• [DIRECTIVE]: Write out the records again, exactly, leaving none out.

--- START DATA FOR THIS TASK ---

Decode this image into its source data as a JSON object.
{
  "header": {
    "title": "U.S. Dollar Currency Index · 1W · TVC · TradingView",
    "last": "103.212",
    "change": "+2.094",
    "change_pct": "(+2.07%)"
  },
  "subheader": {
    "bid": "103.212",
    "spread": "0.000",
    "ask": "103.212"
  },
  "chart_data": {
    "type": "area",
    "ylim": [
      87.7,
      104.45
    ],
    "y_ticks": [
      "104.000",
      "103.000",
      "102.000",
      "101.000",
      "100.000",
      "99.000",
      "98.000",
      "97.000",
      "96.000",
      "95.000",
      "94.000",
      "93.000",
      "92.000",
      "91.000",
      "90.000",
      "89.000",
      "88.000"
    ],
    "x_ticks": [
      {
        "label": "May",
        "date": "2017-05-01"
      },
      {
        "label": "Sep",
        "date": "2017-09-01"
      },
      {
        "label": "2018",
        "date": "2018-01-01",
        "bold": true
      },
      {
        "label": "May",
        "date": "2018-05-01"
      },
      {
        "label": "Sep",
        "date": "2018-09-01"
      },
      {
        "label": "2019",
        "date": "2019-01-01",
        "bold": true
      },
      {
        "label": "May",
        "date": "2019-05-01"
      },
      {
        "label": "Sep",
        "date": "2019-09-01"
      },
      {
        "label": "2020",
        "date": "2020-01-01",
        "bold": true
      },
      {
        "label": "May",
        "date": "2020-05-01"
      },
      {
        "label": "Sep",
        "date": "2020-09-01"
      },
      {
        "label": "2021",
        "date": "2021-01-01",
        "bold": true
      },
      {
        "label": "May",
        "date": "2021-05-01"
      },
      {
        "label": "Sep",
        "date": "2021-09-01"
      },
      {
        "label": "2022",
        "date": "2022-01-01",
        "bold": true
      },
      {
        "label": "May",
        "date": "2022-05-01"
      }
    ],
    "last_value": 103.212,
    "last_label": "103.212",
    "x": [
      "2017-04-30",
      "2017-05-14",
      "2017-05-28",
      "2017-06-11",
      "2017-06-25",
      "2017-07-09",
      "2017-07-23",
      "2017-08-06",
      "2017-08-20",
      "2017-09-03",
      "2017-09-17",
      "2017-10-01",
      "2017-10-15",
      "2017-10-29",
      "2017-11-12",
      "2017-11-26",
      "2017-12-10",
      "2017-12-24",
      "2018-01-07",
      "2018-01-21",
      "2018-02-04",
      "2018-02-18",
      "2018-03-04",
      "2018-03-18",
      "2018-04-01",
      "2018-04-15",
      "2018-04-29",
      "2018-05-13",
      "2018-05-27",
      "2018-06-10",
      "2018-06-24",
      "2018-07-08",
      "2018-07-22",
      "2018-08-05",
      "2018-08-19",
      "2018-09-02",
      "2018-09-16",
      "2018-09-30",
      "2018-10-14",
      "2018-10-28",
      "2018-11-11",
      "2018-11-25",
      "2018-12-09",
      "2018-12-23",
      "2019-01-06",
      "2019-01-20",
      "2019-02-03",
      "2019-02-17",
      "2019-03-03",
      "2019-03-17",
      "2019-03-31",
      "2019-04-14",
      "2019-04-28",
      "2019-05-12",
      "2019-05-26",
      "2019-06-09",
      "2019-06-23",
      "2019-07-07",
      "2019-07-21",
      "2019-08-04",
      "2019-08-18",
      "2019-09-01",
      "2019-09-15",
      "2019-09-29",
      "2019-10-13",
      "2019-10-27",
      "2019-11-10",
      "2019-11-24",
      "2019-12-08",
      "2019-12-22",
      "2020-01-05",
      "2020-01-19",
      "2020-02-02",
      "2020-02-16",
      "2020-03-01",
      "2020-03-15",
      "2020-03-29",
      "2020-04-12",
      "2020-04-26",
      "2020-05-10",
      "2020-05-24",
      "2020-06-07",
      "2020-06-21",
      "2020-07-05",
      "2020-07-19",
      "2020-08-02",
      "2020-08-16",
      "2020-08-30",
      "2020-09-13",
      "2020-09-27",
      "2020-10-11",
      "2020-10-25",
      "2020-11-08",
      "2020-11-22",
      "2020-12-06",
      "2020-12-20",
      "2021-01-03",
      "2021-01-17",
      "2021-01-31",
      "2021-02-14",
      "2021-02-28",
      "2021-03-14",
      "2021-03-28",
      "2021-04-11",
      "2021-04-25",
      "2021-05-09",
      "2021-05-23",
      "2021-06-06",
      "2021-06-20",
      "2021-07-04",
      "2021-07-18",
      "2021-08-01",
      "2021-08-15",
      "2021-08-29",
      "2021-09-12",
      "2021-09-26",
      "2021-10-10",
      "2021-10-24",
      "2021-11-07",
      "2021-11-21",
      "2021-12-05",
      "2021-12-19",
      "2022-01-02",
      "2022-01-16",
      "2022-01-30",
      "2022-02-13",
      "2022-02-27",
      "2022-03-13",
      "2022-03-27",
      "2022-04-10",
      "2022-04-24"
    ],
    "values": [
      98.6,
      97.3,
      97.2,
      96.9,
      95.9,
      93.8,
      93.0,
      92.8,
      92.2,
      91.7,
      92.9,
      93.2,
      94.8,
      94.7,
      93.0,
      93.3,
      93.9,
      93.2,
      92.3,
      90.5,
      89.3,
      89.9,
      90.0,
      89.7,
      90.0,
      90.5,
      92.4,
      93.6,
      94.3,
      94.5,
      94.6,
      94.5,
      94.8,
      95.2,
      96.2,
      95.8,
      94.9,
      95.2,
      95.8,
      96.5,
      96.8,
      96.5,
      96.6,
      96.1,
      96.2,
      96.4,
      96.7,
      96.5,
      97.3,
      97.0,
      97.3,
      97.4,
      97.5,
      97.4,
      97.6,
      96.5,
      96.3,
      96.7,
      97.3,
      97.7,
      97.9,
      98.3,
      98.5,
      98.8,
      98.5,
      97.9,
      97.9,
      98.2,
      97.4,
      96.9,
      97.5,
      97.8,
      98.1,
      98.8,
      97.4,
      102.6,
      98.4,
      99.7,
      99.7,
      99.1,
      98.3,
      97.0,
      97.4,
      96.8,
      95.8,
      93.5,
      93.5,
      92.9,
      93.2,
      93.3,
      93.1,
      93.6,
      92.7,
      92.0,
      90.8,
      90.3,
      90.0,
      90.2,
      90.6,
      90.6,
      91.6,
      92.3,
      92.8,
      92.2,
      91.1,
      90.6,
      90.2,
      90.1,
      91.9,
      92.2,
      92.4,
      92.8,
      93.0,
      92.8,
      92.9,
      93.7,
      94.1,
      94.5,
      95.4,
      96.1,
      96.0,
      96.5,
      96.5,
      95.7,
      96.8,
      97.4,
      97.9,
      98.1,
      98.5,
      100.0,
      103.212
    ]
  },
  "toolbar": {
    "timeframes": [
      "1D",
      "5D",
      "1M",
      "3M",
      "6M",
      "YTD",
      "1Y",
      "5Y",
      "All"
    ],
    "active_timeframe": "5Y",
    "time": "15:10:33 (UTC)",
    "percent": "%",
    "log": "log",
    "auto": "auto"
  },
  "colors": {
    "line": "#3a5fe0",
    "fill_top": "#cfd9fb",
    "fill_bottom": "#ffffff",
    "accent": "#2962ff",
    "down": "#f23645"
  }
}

--- END DATA FOR THIS TASK ---

• [SOLUTION]:
Decode this image into its source data as a JSON object.
{
  "header": {
    "title": "U.S. Dollar Currency Index · 1W · TVC · TradingView",
    "last": "103.212",
    "change": "+2.094",
    "change_pct": "(+2.07%)"
  },
  "subheader": {
    "bid": "103.212",
    "spread": "0.000",
    "ask": "103.212"
  },
  "chart_data": {
    "type": "area",
    "ylim": [
      87.7,
      104.45
    ],
    "y_ticks": [
      "104.000",
      "103.000",
      "102.000",
      "101.000",
      "100.000",
      "99.000",
      "98.000",
      "97.000",
      "96.000",
      "95.000",
      "94.000",
      "93.000",
      "92.000",
      "91.000",
      "90.000",
      "89.000",
      "88.000"
    ],
    "x_ticks": [
      {
        "label": "May",
        "date": "2017-05-01"
      },
      {
        "label": "Sep",
        "date": "2017-09-01"
      },
      {
        "label": "2018",
        "date": "2018-01-01",
        "bold": true
      },
      {
        "label": "May",
        "date": "2018-05-01"
      },
      {
        "label": "Sep",
        "date": "2018-09-01"
      },
      {
        "label": "2019",
        "date": "2019-01-01",
        "bold": true
      },
      {
        "label": "May",
        "date": "2019-05-01"
      },
      {
        "label": "Sep",
        "date": "2019-09-01"
      },
      {
        "label": "2020",
        "date": "2020-01-01",
        "bold": true
      },
      {
        "label": "May",
        "date": "2020-05-01"
      },
      {
        "label": "Sep",
        "date": "2020-09-01"
      },
      {
        "label": "2021",
        "date": "2021-01-01",
        "bold": true
      },
      {
        "label": "May",
        "date": "2021-05-01"
      },
      {
        "label": "Sep",
        "date": "2021-09-01"
      },
      {
        "label": "2022",
        "date": "2022-01-01",
        "bold": true
      },
      {
        "label": "May",
        "date": "2022-05-01"
      }
    ],
    "last_value": 103.212,
    "last_label": "103.212",
    "x": [
      "2017-04-30",
      "2017-05-14",
      "2017-05-28",
      "2017-06-11",
      "2017-06-25",
      "2017-07-09",
      "2017-07-23",
      "2017-08-06",
      "2017-08-20",
      "2017-09-03",
      "2017-09-17",
      "2017-10-01",
      "2017-10-15",
      "2017-10-29",
      "2017-11-12",
      "2017-11-26",
      "2017-12-10",
      "2017-12-24",
      "2018-01-07",
      "2018-01-21",
      "2018-02-04",
      "2018-02-18",
      "2018-03-04",
      "2018-03-18",
      "2018-04-01",
      "2018-04-15",
      "2018-04-29",
      "2018-05-13",
      "2018-05-27",
      "2018-06-10",
      "2018-06-24",
      "2018-07-08",
      "2018-07-22",
      "2018-08-05",
      "2018-08-19",
      "2018-09-02",
      "2018-09-16",
      "2018-09-30",
      "2018-10-14",
      "2018-10-28",
      "2018-11-11",
      "2018-11-25",
      "2018-12-09",
      "2018-12-23",
      "2019-01-06",
      "2019-01-20",
      "2019-02-03",
      "2019-02-17",
      "2019-03-03",
      "2019-03-17",
      "2019-03-31",
      "2019-04-14",
      "2019-04-28",
      "2019-05-12",
      "2019-05-26",
      "2019-06-09",
      "2019-06-23",
      "2019-07-07",
      "2019-07-21",
      "2019-08-04",
      "2019-08-18",
      "2019-09-01",
      "2019-09-15",
      "2019-09-29",
      "2019-10-13",
      "2019-10-27",
      "2019-11-10",
      "2019-11-24",
      "2019-12-08",
      "2019-12-22",
      "2020-01-05",
      "2020-01-19",
      "2020-02-02",
      "2020-02-16",
      "2020-03-01",
      "2020-03-15",
      "2020-03-29",
      "2020-04-12",
      "2020-04-26",
      "2020-05-10",
      "2020-05-24",
      "2020-06-07",
      "2020-06-21",
      "2020-07-05",
      "2020-07-19",
      "2020-08-02",
      "2020-08-16",
      "2020-08-30",
      "2020-09-13",
      "2020-09-27",
      "2020-10-11",
      "2020-10-25",
      "2020-11-08",
      "2020-11-22",
      "2020-12-06",
      "2020-12-20",
      "2021-01-03",
      "2021-01-17",
      "2021-01-31",
      "2021-02-14",
      "2021-02-28",
      "2021-03-14",
      "2021-03-28",
      "2021-04-11",
      "2021-04-25",
      "2021-05-09",
      "2021-05-23",
      "2021-06-06",
      "2021-06-20",
      "2021-07-04",
      "2021-07-18",
      "2021-08-01",
      "2021-08-15",
      "2021-08-29",
      "2021-09-12",
      "2021-09-26",
      "2021-10-10",
      "2021-10-24",
      "2021-11-07",
      "2021-11-21",
      "2021-12-05",
      "2021-12-19",
      "2022-01-02",
      "2022-01-16",
      "2022-01-30",
      "2022-02-13",
      "2022-02-27",
      "2022-03-13",
      "2022-03-27",
      "2022-04-10",
      "2022-04-24"
    ],
    "values": [
      98.6,
      97.3,
      97.2,
      96.9,
      95.9,
      93.8,
      93.0,
      92.8,
      92.2,
      91.7,
      92.9,
      93.2,
      94.8,
      94.7,
      93.0,
      93.3,
      93.9,
      93.2,
      92.3,
      90.5,
      89.3,
      89.9,
      90.0,
      89.7,
      90.0,
      90.5,
      92.4,
      93.6,
      94.3,
      94.5,
      94.6,
      94.5,
      94.8,
      95.2,
      96.2,
      95.8,
      94.9,
      95.2,
      95.8,
      96.5,
      96.8,
      96.5,
      96.6,
      96.1,
      96.2,
      96.4,
      96.7,
      96.5,
      97.3,
      97.0,
      97.3,
      97.4,
      97.5,
      97.4,
      97.6,
      96.5,
      96.3,
      96.7,
      97.3,
      97.7,
      97.9,
      98.3,
      98.5,
      98.8,
      98.5,
      97.9,
      97.9,
      98.2,
      97.4,
      96.9,
      97.5,
      97.8,
      98.1,
      98.8,
      97.4,
      102.6,
      98.4,
      99.7,
      99.7,
      99.1,
      98.3,
      97.0,
      97.4,
      96.8,
      95.8,
      93.5,
      93.5,
      92.9,
      93.2,
      93.3,
      93.1,
      93.6,
      92.7,
      92.0,
      90.8,
      90.3,
      90.0,
      90.2,
      90.6,
      90.6,
      91.6,
      92.3,
      92.8,
      92.2,
      91.1,
      90.6,
      90.2,
      90.1,
      91.9,
      92.2,
      92.4,
      92.8,
      93.0,
      92.8,
      92.9,
      93.7,
      94.1,
      94.5,
      95.4,
      96.1,
      96.0,
      96.5,
      96.5,
      95.7,
      96.8,
      97.4,
      97.9,
      98.1,
      98.5,
      100.0,
      103.212
    ]
  },
  "toolbar": {
    "timeframes": [
      "1D",
      "5D",
      "1M",
      "3M",
      "6M",
      "YTD",
      "1Y",
      "5Y",
      "All"
    ],
    "active_timeframe": "5Y",
    "time": "15:10:33 (UTC)",
    "percent": "%",
    "log": "log",
    "auto": "auto"
  },
  "colors": {
    "line": "#3a5fe0",
    "fill_top": "#cfd9fb",
    "fill_bottom": "#ffffff",
    "accent": "#2962ff",
    "down": "#f23645"
  }
}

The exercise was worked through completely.